- _Bagian Teks_:

---*---

Tokoh
Sosok Reformis Dunia Pesantren
KH Wahab Chasbullah juga memprakarsai berdirinya Pesantren Putri Denanyar Jombang.
Tatkala DPR dibubarkan menyusul pembubaran Konstituante, lahirlah DPR Gotong Royong. Kelahiran DPR-GR ini memicu pro-kontra, termasuk di kalangan NU (Nahdlatul Ulama). Sebagian menolak kehadiran DPR-GR dan lebih memilih berada di luar gelanggang.
Sebagian lainnya setuju bergabung dengan mengusung prinsip "ber-amar ma'ruf nahi munkar dapat dilakukan di mana saja dan kapan saja".
Pada forum Mubes (Musyawarah Besar) Partai NU diusulkan agar NU memanggil seluruh pimpinan wilayah di seluruh Indonesia guna memusyawarahkan apakah NU menerima DPR-GR atau tidak. Perdebatanpun berlangsung. Saat itulah tampil KH Abdul Wahab Chasbullah menyudahi perdebatan.
"Kita putuskan sekarang saja, karena waktunya sangat mendesak. Menunggu berlangsungnya musyawarah wilayah, kita bisa ketinggalan kereta api. Kita putuskan sekarang saja, kita masuk saja dulu dalam DPR-GR, setelah itu kita minta penegasan musyawarah antar-wilayah. Jika musyawarah antar-wilayah memutuskan kita harus masuk, kita sudah berada di dalamnya.
Selesai kan. Tapi, jika musyawarah memutuskan menolak DPR-GR, apa sulitnya kita keluar dari DPR-GR? Akan tetapi kalau sekarang ini kita menolak duduk di DPR-GR, lalu musyawarah antarwilayah memutuskan kita harus masuk ke DPR-GR, kita sudah terlambat. Pintu masuk sudah tertutup. Jadi, kita masuk dulu, keluarnya nanti gampang," demikian ujar Kiai Wahab meyakinkan forum.

---*---

- _Materi yang Disediakan_:
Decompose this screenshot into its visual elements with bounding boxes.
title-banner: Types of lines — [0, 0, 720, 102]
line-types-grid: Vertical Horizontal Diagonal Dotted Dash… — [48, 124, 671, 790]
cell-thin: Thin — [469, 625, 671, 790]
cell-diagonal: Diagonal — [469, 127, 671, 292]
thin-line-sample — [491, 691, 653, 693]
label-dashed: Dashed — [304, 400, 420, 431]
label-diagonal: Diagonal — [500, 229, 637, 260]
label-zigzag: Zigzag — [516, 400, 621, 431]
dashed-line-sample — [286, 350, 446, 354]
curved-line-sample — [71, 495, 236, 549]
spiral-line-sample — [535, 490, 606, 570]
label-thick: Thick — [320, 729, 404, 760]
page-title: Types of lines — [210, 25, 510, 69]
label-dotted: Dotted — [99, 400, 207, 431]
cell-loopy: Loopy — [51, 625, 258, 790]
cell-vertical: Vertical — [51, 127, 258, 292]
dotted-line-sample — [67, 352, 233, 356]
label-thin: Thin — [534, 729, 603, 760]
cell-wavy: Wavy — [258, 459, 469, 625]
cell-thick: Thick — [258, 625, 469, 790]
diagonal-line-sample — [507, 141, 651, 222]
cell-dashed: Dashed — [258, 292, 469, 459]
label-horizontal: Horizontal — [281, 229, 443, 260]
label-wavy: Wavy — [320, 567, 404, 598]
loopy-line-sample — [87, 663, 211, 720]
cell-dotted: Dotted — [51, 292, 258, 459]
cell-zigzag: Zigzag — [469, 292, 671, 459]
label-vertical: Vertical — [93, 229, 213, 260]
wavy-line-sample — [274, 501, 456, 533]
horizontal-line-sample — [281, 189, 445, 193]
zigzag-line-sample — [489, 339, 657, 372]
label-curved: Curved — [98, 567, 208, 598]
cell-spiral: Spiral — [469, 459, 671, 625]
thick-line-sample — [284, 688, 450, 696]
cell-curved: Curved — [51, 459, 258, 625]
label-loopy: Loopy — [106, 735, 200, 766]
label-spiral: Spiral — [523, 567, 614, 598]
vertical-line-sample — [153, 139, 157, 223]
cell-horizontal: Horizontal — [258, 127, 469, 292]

---*---

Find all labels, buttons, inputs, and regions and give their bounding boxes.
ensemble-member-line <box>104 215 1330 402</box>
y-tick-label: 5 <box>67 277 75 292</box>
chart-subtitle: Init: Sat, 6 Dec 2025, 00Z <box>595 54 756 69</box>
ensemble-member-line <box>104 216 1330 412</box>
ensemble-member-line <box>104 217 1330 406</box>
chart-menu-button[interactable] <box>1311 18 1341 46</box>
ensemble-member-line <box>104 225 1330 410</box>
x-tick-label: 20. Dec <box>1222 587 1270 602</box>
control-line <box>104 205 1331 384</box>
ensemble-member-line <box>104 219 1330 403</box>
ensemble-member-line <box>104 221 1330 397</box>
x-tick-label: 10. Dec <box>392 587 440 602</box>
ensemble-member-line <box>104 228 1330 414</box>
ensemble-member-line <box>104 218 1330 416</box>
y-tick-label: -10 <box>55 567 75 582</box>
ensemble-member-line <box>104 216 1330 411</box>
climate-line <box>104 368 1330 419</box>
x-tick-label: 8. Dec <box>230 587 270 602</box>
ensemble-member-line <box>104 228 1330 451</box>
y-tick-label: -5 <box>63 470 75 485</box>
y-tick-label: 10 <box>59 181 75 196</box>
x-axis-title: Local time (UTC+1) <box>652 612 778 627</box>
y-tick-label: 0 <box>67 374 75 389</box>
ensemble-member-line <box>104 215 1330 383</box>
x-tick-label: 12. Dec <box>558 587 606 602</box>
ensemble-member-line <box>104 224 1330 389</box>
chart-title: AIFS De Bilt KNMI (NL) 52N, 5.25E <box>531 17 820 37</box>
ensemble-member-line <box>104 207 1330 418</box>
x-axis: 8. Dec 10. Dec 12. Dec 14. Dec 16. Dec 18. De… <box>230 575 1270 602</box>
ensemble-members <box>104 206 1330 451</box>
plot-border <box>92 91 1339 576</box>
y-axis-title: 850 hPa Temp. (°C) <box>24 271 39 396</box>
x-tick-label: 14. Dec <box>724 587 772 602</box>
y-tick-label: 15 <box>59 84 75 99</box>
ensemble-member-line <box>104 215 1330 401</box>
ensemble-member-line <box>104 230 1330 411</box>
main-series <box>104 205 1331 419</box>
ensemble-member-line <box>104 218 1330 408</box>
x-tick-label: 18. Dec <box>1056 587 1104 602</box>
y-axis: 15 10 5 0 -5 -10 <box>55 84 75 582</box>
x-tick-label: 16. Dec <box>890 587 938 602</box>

---*---

- _Rangkaian Latihan_:
**A.** Jawablah pertanyaan berikut berdasarkan teks tentang KH Wahab Chasbullah di atas.
(i) Pesantren apa yang turut diprakarsai berdirinya oleh KH Wahab Chasbullah?
(ii) Lembaga apa yang lahir setelah DPR dibubarkan menyusul pembubaran Konstituante?
(iii) Dalam forum apa muncul usulan agar NU memanggil seluruh pimpinan wilayah di Indonesia?
**B.** Salin dengan persis bagian teks tentang KH Wahab Chasbullah mulai dari "Pada forum Mubes" sampai "Chasbullah menyudahi perdebatan.".
**C.** Sambung teks tentang KH Wahab Chasbullah, mulai tepat setelah kalimat terakhirnya.

- _Jawaban Tiap Tugas_:
**A.**
(i) Pesantren Putri Denanyar Jombang.
(ii) DPR Gotong Royong (DPR-GR).
(iii) Forum Mubes (Musyawarah Besar) Partai NU.

**B.**
Pada forum Mubes (Musyawarah Besar) Partai NU diusulkan agar NU memanggil seluruh pimpinan wilayah di seluruh Indonesia guna memusyawarahkan apakah NU menerima DPR-GR atau tidak. Perdebatanpun berlangsung. Saat itulah tampil KH Abdul Wahab Chasbullah menyudahi perdebatan.

**C.**
Akhirnya NU menerima DPR-GR. Demikian antara lain ketokohan Kiai Wahab sebagaimana disajikan dalam buku bertajuk KH Abdul Wahab Chasbullah: Perintis, Pendiri dan Penggerak NU yang diterbitkan oleh Panitia Penulisan Buku Sejarah Perjuangan KH Abdul Wahab Chasbullah.
Kiai Wahab dilahirkan di Tambakberas, Jombang, pada 1888. Sampai usia 13 tahun, ia memperoleh pendidikan dari ayahandanya, KH Chasbullah di Pesantren Tambakberas, khususnya pendidikan Alquran dan tasawuf.
Setelah masa itu, Wahab menghabiskan masa mudanya dari satu pesantren ke pesantren lain guna menimba ilmu. Mulai dari Pesantren Mojosari, Nganjuk, Kediri, Kademangan, Bangkalan, sampai Pesantren Tebuireng Jombang. Wahab mengakhiri statusnya sebagai santri dengan belajar dan bermukim tiga tahun di Mekkah. Kala itu usianya 27 tahun.
Kiai Wahab menghabiskan masa mudanya dari satu pesantren ke pesantren lain guna menimba ilmu.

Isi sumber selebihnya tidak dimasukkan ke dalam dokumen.